> **Exercise brief**: Give a verbatim repeat of the lines that run from the line containing "Read all visible content and emit it as JSON." to the end of the data below.

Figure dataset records
▬▬▬▬▬▬
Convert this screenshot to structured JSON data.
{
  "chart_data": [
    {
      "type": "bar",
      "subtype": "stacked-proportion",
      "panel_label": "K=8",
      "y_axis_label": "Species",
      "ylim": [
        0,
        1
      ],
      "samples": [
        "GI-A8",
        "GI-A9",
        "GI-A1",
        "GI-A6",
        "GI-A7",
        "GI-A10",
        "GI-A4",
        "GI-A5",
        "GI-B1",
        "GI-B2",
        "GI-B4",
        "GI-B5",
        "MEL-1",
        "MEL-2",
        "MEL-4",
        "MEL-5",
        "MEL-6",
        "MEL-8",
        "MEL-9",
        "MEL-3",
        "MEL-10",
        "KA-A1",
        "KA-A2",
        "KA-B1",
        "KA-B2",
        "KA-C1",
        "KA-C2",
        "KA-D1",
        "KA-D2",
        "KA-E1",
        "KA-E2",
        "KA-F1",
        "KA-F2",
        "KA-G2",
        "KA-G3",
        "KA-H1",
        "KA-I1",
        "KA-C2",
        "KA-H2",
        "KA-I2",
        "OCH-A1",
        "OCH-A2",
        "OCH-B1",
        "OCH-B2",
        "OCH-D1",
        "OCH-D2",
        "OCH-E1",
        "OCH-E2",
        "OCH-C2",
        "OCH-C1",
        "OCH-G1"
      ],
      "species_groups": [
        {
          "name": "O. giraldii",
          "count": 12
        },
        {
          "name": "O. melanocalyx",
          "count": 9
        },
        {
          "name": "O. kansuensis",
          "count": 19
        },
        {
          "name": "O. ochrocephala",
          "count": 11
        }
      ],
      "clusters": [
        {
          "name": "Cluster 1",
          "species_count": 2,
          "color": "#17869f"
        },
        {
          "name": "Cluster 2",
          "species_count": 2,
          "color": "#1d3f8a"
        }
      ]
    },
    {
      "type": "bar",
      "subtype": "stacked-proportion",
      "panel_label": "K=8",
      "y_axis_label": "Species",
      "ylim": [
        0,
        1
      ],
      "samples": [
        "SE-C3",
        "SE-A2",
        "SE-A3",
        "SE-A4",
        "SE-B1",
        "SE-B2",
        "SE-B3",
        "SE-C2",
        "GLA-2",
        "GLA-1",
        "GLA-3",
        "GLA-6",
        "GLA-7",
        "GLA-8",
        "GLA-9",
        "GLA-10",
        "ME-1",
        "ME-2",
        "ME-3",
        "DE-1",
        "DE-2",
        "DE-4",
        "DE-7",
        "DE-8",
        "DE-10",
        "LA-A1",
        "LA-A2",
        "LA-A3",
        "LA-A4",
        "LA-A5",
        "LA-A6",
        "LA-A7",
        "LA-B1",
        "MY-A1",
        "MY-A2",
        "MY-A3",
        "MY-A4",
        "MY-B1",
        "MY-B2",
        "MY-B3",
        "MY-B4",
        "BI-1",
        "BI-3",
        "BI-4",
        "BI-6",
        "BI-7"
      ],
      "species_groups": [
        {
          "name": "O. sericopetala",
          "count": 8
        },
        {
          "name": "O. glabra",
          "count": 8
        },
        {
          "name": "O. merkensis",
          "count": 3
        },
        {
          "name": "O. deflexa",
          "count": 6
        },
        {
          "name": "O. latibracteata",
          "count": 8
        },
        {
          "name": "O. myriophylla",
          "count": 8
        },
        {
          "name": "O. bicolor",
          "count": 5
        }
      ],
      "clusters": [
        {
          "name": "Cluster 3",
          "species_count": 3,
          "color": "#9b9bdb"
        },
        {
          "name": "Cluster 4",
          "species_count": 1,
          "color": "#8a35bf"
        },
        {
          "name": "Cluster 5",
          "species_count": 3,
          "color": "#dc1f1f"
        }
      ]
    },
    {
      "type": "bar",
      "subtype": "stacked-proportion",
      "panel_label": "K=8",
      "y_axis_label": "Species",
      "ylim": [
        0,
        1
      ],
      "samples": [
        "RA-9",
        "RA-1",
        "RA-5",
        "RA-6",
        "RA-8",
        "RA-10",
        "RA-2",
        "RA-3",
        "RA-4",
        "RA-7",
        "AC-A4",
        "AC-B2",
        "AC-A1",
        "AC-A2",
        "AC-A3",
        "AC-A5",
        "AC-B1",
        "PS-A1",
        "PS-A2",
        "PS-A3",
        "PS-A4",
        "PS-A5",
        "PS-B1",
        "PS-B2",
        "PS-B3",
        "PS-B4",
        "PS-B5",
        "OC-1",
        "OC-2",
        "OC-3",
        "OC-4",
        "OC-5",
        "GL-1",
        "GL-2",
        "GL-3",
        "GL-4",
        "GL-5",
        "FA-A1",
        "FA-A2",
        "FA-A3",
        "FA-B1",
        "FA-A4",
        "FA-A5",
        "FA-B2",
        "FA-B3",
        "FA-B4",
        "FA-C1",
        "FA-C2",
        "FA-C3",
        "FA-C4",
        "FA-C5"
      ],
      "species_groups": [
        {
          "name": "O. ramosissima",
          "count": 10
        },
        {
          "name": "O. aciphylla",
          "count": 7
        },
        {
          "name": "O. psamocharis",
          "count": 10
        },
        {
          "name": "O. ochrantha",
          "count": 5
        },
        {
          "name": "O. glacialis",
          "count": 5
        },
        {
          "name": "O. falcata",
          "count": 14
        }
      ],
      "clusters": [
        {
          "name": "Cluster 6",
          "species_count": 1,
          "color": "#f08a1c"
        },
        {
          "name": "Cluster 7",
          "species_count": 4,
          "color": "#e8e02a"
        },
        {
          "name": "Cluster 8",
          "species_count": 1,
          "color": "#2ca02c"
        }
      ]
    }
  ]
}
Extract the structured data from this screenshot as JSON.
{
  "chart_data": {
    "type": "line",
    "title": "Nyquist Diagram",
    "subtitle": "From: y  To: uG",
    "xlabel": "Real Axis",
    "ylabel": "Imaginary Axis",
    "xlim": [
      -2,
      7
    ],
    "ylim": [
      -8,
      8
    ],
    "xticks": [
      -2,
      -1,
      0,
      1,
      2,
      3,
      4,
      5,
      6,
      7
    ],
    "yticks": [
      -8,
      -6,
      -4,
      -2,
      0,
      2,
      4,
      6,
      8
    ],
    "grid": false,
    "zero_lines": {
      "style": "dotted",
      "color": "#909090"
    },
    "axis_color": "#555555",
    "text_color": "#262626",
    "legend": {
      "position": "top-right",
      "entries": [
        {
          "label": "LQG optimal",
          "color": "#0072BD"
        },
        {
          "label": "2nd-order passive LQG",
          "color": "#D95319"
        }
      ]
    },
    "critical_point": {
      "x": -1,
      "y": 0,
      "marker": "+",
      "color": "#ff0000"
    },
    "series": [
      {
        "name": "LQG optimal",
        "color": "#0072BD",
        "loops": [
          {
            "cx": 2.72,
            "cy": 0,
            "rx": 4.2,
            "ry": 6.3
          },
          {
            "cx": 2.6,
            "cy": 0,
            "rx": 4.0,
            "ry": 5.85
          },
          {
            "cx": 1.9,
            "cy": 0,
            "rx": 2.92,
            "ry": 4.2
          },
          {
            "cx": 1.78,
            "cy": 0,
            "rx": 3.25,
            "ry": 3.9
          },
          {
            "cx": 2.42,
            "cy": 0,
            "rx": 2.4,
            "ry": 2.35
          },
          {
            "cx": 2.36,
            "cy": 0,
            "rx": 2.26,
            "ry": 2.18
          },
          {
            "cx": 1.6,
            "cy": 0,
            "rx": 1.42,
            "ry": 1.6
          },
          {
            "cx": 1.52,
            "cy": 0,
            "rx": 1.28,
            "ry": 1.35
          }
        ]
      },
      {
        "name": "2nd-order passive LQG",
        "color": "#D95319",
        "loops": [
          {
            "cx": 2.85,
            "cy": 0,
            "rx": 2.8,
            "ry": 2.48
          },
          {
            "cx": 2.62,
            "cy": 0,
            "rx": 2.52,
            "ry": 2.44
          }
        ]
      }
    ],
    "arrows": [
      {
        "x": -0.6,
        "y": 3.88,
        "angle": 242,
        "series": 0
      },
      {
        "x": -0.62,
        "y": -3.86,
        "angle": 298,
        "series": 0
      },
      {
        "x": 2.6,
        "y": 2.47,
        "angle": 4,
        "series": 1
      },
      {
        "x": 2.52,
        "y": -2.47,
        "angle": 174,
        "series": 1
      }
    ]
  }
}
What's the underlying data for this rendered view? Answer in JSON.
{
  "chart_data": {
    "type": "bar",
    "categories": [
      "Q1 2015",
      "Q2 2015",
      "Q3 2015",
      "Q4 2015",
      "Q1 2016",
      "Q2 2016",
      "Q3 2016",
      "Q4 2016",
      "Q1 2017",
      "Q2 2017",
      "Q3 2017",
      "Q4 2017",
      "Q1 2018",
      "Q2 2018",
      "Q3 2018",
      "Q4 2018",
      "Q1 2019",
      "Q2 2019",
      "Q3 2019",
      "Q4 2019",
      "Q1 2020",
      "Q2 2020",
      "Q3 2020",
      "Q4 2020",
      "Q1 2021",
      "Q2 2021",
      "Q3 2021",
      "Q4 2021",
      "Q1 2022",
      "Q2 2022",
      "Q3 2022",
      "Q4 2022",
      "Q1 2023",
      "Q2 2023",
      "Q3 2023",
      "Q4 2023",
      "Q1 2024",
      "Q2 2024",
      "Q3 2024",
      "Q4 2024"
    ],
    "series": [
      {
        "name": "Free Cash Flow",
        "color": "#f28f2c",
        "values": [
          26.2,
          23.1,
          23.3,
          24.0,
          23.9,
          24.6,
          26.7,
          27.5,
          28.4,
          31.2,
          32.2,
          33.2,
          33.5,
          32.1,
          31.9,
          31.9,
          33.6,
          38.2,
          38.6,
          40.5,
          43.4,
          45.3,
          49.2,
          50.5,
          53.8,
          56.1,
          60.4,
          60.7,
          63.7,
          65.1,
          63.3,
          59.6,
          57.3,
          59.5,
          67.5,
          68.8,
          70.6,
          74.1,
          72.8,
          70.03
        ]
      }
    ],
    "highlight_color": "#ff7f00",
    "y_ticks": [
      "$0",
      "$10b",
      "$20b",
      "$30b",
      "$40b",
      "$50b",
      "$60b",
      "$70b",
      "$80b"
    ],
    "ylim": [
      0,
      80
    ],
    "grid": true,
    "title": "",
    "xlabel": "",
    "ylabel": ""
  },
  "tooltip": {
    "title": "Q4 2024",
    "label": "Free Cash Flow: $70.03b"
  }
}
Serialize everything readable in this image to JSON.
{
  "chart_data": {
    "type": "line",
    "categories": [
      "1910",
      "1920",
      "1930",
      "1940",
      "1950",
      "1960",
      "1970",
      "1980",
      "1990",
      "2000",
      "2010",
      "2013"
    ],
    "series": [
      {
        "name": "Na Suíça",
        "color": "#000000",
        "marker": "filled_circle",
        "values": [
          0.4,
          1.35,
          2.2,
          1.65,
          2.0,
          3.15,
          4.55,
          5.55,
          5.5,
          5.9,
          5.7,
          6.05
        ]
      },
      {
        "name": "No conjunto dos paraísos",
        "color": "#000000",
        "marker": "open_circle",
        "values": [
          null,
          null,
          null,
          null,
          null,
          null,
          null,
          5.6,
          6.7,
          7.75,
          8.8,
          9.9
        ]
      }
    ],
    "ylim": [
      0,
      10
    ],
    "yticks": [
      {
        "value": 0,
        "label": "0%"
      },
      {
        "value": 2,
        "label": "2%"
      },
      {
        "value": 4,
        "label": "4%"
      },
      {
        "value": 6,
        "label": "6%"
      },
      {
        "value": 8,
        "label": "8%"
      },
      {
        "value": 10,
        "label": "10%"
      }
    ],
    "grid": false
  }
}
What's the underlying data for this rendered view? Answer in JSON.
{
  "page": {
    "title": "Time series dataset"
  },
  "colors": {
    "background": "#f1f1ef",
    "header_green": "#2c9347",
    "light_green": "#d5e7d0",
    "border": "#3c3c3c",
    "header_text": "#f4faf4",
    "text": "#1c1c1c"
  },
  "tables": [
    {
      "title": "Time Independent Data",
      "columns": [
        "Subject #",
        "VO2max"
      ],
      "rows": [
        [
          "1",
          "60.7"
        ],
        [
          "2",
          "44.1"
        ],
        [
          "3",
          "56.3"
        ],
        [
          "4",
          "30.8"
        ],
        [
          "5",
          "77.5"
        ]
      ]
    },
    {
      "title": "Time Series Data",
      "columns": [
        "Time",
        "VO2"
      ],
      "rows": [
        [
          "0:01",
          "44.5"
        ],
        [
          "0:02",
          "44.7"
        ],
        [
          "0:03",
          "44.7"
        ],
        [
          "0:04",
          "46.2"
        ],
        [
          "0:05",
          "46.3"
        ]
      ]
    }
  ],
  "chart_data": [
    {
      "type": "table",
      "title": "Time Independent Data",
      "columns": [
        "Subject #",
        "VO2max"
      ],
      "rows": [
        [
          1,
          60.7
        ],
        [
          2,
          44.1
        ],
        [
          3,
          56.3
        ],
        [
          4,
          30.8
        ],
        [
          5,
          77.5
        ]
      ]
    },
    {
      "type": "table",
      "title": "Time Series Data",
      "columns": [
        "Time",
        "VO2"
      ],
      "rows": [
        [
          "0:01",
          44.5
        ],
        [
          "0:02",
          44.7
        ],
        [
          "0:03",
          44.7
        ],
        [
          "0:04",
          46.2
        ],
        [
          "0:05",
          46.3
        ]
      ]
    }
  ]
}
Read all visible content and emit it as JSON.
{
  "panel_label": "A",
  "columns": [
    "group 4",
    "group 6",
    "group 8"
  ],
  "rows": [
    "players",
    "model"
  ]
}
▬▬▬▬▬▬
> **Exercise answer**:
Read all visible content and emit it as JSON.
{
  "panel_label": "A",
  "columns": [
    "group 4",
    "group 6",
    "group 8"
  ],
  "rows": [
    "players",
    "model"
  ]
}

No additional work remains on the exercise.